*Task*:
Rewrite every line of the data below as a JSON list of strings, one string per line, leaving out blank lines and any pictures.
---
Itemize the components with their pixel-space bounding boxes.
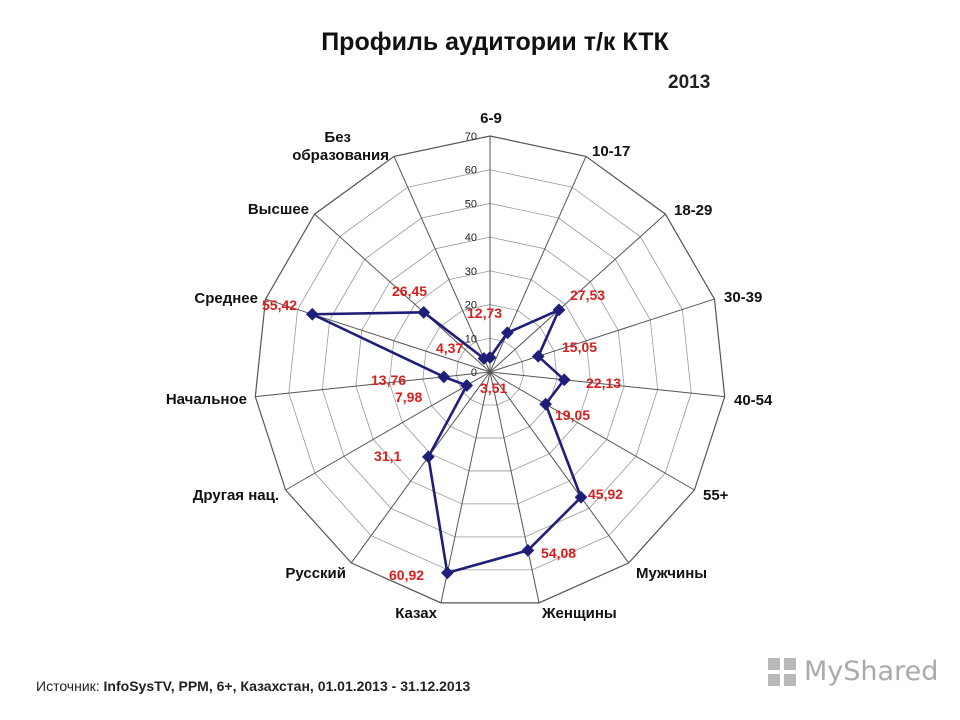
watermark-text: MyShared	[804, 656, 939, 687]
grid-ring	[288, 169, 692, 571]
category-label: Казах	[395, 605, 437, 622]
tick-label: 50	[465, 198, 477, 210]
grid-spoke	[393, 156, 491, 373]
series-line	[311, 308, 583, 575]
source-prefix: Источник:	[36, 678, 104, 694]
grid-spoke	[489, 298, 715, 373]
value-label: 3,51	[480, 380, 507, 396]
value-label: 31,1	[374, 448, 401, 464]
tick-label: 40	[465, 232, 477, 244]
category-label: Мужчины	[636, 565, 707, 582]
grid-spoke	[265, 298, 491, 373]
grid-spoke	[489, 371, 725, 398]
value-label: 26,45	[392, 283, 427, 299]
category-label: Другая нац.	[193, 487, 279, 504]
grid-ring	[321, 203, 659, 538]
value-label: 22,13	[586, 375, 621, 391]
category-label: 30-39	[724, 289, 762, 306]
grid-spoke	[285, 371, 491, 491]
value-label: 54,08	[541, 545, 576, 561]
category-label: Без образования	[292, 129, 389, 164]
data-point	[437, 370, 451, 384]
grid-spoke	[489, 371, 695, 491]
value-label: 45,92	[588, 486, 623, 502]
category-label: 40-54	[734, 392, 773, 409]
value-label: 12,73	[467, 305, 502, 321]
value-label: 27,53	[570, 287, 605, 303]
category-label: Среднее	[194, 290, 258, 307]
grid-spoke	[314, 213, 491, 373]
category-label: 55+	[703, 487, 729, 504]
data-point	[417, 305, 431, 319]
category-label: Русский	[285, 565, 346, 582]
value-label: 15,05	[562, 339, 597, 355]
data-point	[460, 379, 474, 392]
tick-label: 20	[465, 300, 477, 312]
source-value: InfoSysTV, PPM, 6+, Казахстан, 01.01.201…	[103, 678, 471, 694]
data-point	[501, 326, 514, 340]
category-label: 10-17	[592, 143, 630, 160]
category-labels: 6-9 10-17 18-29 30-39 40-54 55+ Мужчины Женщины…	[166, 110, 773, 622]
watermark: MyShared	[768, 652, 938, 692]
value-labels: 12,73 27,53 15,05 22,13 19,05 45,92 54,08 60,92…	[262, 283, 623, 583]
value-label: 19,05	[555, 407, 590, 423]
data-point	[440, 566, 454, 580]
category-label: Женщины	[541, 605, 617, 622]
category-label: Высшее	[248, 201, 309, 218]
category-label: 18-29	[674, 202, 712, 219]
data-point	[422, 450, 435, 464]
grid-ring	[355, 236, 625, 505]
category-label: Начальное	[166, 391, 247, 408]
watermark-logo-icon	[768, 658, 798, 688]
data-point	[477, 352, 491, 365]
tick-label: 10	[465, 333, 477, 345]
grid-spoke	[350, 371, 491, 564]
value-label: 60,92	[389, 567, 424, 583]
grid-ring	[254, 135, 726, 604]
tick-label: 70	[465, 131, 477, 143]
value-label: 13,76	[371, 372, 406, 388]
chart-title: Профиль аудитории т/к КТК	[321, 28, 669, 56]
chart-year: 2013	[668, 72, 711, 93]
grid-spoke	[489, 371, 630, 564]
radar-grid	[254, 135, 726, 604]
tick-label: 30	[465, 266, 477, 278]
grid-spoke	[489, 213, 666, 373]
grid-spoke	[440, 371, 491, 603]
grid-ring	[456, 337, 524, 406]
data-point	[305, 307, 319, 321]
grid-spoke	[255, 371, 491, 398]
value-label: 55,42	[262, 297, 297, 313]
source-note: Источник: InfoSysTV, PPM, 6+, Казахстан,…	[36, 678, 470, 694]
tick-label: 60	[465, 165, 477, 177]
tick-label: 0	[471, 367, 477, 379]
value-label: 7,98	[395, 389, 422, 405]
grid-ring	[389, 270, 591, 472]
value-label: 4,37	[436, 340, 463, 356]
radial-axis-ticks: 0 10 20 30 40 50 60 70	[465, 131, 477, 379]
category-label: 6-9	[480, 110, 502, 127]
grid-spoke	[489, 371, 540, 603]
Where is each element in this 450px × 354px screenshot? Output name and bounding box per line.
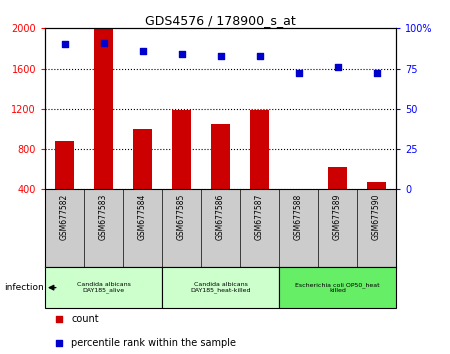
Bar bbox=[162, 267, 279, 308]
Point bbox=[334, 64, 341, 70]
Text: GSM677585: GSM677585 bbox=[177, 193, 186, 240]
Bar bbox=[211, 124, 230, 189]
Bar bbox=[55, 141, 74, 189]
Text: count: count bbox=[71, 314, 99, 324]
Text: infection: infection bbox=[4, 283, 44, 292]
Text: Candida albicans
DAY185_heat-killed: Candida albicans DAY185_heat-killed bbox=[190, 282, 251, 293]
Text: GSM677582: GSM677582 bbox=[60, 193, 69, 240]
Text: GSM677587: GSM677587 bbox=[255, 193, 264, 240]
Point bbox=[55, 340, 63, 346]
Point bbox=[373, 70, 380, 76]
Bar bbox=[94, 28, 113, 189]
Text: GSM677584: GSM677584 bbox=[138, 193, 147, 240]
Bar bbox=[367, 182, 386, 189]
Point bbox=[178, 51, 185, 57]
Text: Candida albicans
DAY185_alive: Candida albicans DAY185_alive bbox=[76, 282, 130, 293]
Text: Escherichia coli OP50_heat
killed: Escherichia coli OP50_heat killed bbox=[295, 282, 380, 293]
Text: GSM677588: GSM677588 bbox=[294, 193, 303, 240]
Point bbox=[100, 40, 107, 46]
Title: GDS4576 / 178900_s_at: GDS4576 / 178900_s_at bbox=[145, 14, 296, 27]
Point bbox=[256, 53, 263, 58]
Text: GSM677589: GSM677589 bbox=[333, 193, 342, 240]
Bar bbox=[328, 167, 347, 189]
Text: GSM677586: GSM677586 bbox=[216, 193, 225, 240]
Text: GSM677590: GSM677590 bbox=[372, 193, 381, 240]
Bar bbox=[45, 267, 162, 308]
Point bbox=[139, 48, 146, 54]
Bar bbox=[172, 110, 191, 189]
Point bbox=[217, 53, 224, 58]
Text: GSM677583: GSM677583 bbox=[99, 193, 108, 240]
Bar bbox=[279, 267, 396, 308]
Point bbox=[61, 42, 68, 47]
Bar bbox=[133, 129, 152, 189]
Point bbox=[55, 316, 63, 321]
Bar bbox=[250, 110, 269, 189]
Text: percentile rank within the sample: percentile rank within the sample bbox=[71, 338, 236, 348]
Point bbox=[295, 70, 302, 76]
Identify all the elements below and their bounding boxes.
---
*Reply to the task*:
[
  "Itemize the components with their pixel-space bounding boxes.",
  "watermark-text: MyShared\t[804, 656, 939, 687]",
  "grid-ring\t[288, 169, 692, 571]",
  "category-label: Казах\t[395, 605, 437, 622]",
  "tick-label: 50\t[465, 198, 477, 210]",
  "grid-spoke\t[393, 156, 491, 373]",
  "series-line\t[311, 308, 583, 575]",
  "source-prefix: Источник:\t[36, 678, 104, 694]",
  "grid-spoke\t[489, 298, 715, 373]",
  "value-label: 3,51\t[480, 380, 507, 396]",
  "value-label: 31,1\t[374, 448, 401, 464]",
  "tick-label: 40\t[465, 232, 477, 244]",
  "category-label: Мужчины\t[636, 565, 707, 582]",
  "grid-spoke\t[265, 298, 491, 373]",
  "grid-spoke\t[489, 371, 725, 398]",
  "value-label: 26,45\t[392, 283, 427, 299]",
  "category-label: Другая нац.\t[193, 487, 279, 504]",
  "grid-ring\t[321, 203, 659, 538]",
  "value-label: 22,13\t[586, 375, 621, 391]",
  "category-label: 30-39\t[724, 289, 762, 306]",
  "grid-spoke\t[285, 371, 491, 491]",
  "value-label: 54,08\t[541, 545, 576, 561]",
  "category-label: Без образования\t[292, 129, 389, 164]",
  "data-point\t[437, 370, 451, 384]",
  "grid-spoke\t[489, 371, 695, 491]",
  "value-label: 45,92\t[588, 486, 623, 502]",
  "category-label: 40-54\t[734, 392, 773, 409]",
  "value-label: 12,73\t[467, 305, 502, 321]",
  "value-label: 27,53\t[570, 287, 605, 303]",
  "category-label: Среднее\t[194, 290, 258, 307]",
  "grid-spoke\t[314, 213, 491, 373]",
  "category-label: 55+\t[703, 487, 729, 504]",
  "data-point\t[417, 305, 431, 319]",
  "category-label: Русский\t[285, 565, 346, 582]",
  "value-label: 15,05\t[562, 339, 597, 355]",
  "data-point\t[460, 379, 474, 392]",
  "tick-label: 20\t[465, 300, 477, 312]",
  "source-value: InfoSysTV, PPM, 6+, Казахстан, 01.01.201…\t[103, 678, 471, 694]",
  "data-point\t[501, 326, 514, 340]",
  "category-label: 10-17\t[592, 143, 630, 160]",
  "category-labels: 6-9 10-17 18-29 30-39 40-54 55+ Мужчины Женщины…\t[166, 110, 773, 622]",
  "watermark: MyShared\t[768, 652, 938, 692]",
  "value-labels: 12,73 27,53 15,05 22,13 19,05 45,92 54,08 60,92…\t[262, 283, 623, 583]",
  "value-label: 19,05\t[555, 407, 590, 423]",
  "data-point\t[440, 566, 454, 580]",
  "category-label: Женщины\t[541, 605, 617, 622]",
  "category-label: Высшее\t[248, 201, 309, 218]",
  "category-label: 18-29\t[674, 202, 712, 219]",
  "data-point\t[422, 450, 435, 464]",
  "grid-ring\t[355, 236, 625, 505]",
  "category-label: Начальное\t[166, 391, 247, 408]",
  "watermark-logo-icon\t[768, 658, 798, 688]",
  "data-point\t[477, 352, 491, 365]",
  "tick-label: 10\t[465, 333, 477, 345]",
  "grid-spoke\t[350, 371, 491, 564]",
  "value-label: 60,92\t[389, 567, 424, 583]",
  "grid-ring\t[254, 135, 726, 604]",
  "tick-label: 70\t[465, 131, 477, 143]",
  "value-label: 13,76\t[371, 372, 406, 388]",
  "chart-title: Профиль аудитории т/к КТК\t[321, 28, 669, 56]",
  "chart-year: 2013\t[668, 72, 711, 93]",
  "grid-spoke\t[489, 371, 630, 564]",
  "radar-grid\t[254, 135, 726, 604]",
  "tick-label: 30\t[465, 266, 477, 278]",
  "grid-spoke\t[489, 213, 666, 373]",
  "grid-spoke\t[440, 371, 491, 603]",
  "grid-ring\t[456, 337, 524, 406]",
  "data-point\t[305, 307, 319, 321]",
  "grid-spoke\t[255, 371, 491, 398]",
  "value-label: 55,42\t[262, 297, 297, 313]",
  "source-note: Источник: InfoSysTV, PPM, 6+, Казахстан,…\t[36, 678, 470, 694]",
  "tick-label: 60\t[465, 165, 477, 177]",
  "tick-label: 0\t[471, 367, 477, 379]",
  "value-label: 7,98\t[395, 389, 422, 405]",
  "grid-ring\t[389, 270, 591, 472]",
  "value-label: 4,37\t[436, 340, 463, 356]",
  "radial-axis-ticks: 0 10 20 30 40 50 60 70\t[465, 131, 477, 379]",
  "category-label: 6-9\t[480, 110, 502, 127]",
  "grid-spoke\t[489, 371, 540, 603]",
  "Where is each element in this 450px × 354px screenshot? Output name and bounding box per line.",
  "Bar bbox=[162, 267, 279, 308]",
  "Point bbox=[334, 64, 341, 70]",
  "Text: GSM677585: GSM677585 bbox=[177, 193, 186, 240]",
  "Bar bbox=[211, 124, 230, 189]",
  "Bar bbox=[55, 141, 74, 189]",
  "Text: count: count bbox=[71, 314, 99, 324]",
  "Text: infection: infection bbox=[4, 283, 44, 292]",
  "Text: Candida albicans",
  "DAY185_heat-killed: Candida albicans DAY185_heat-killed bbox=[190, 282, 251, 293]",
  "Text: GSM677582: GSM677582 bbox=[60, 193, 69, 240]",
  "Text: GSM677587: GSM677587 bbox=[255, 193, 264, 240]",
  "Point bbox=[55, 340, 63, 346]",
  "Point bbox=[373, 70, 380, 76]",
  "Bar bbox=[94, 28, 113, 189]",
  "Text: GSM677584: GSM677584 bbox=[138, 193, 147, 240]",
  "Bar bbox=[367, 182, 386, 189]",
  "Point bbox=[178, 51, 185, 57]",
  "Text: Candida albicans",
  "DAY185_alive: Candida albicans DAY185_alive bbox=[76, 282, 130, 293]",
  "Text: Escherichia coli OP50_heat",
  "killed: Escherichia coli OP50_heat killed bbox=[295, 282, 380, 293]",
  "Text: GSM677588: GSM677588 bbox=[294, 193, 303, 240]",
  "Point bbox=[100, 40, 107, 46]",
  "Title: GDS4576 / 178900_s_at: GDS4576 / 178900_s_at bbox=[145, 14, 296, 27]",
  "Point bbox=[256, 53, 263, 58]",
  "Text: GSM677589: GSM677589 bbox=[333, 193, 342, 240]",
  "Bar bbox=[328, 167, 347, 189]",
  "Text: GSM677586: GSM677586 bbox=[216, 193, 225, 240]",
  "Text: GSM677590: GSM677590 bbox=[372, 193, 381, 240]",
  "Bar bbox=[45, 267, 162, 308]",
  "Point bbox=[139, 48, 146, 54]",
  "Bar bbox=[172, 110, 191, 189]",
  "Point bbox=[217, 53, 224, 58]",
  "Text: GSM677583: GSM677583 bbox=[99, 193, 108, 240]",
  "Bar bbox=[279, 267, 396, 308]",
  "Point bbox=[61, 42, 68, 47]",
  "Bar bbox=[133, 129, 152, 189]",
  "Point bbox=[55, 316, 63, 321]",
  "Bar bbox=[250, 110, 269, 189]",
  "Text: percentile rank within the sample: percentile rank within the sample bbox=[71, 338, 236, 348]",
  "Point bbox=[295, 70, 302, 76]",
  "Identify all the elements below and their bounding boxes."
]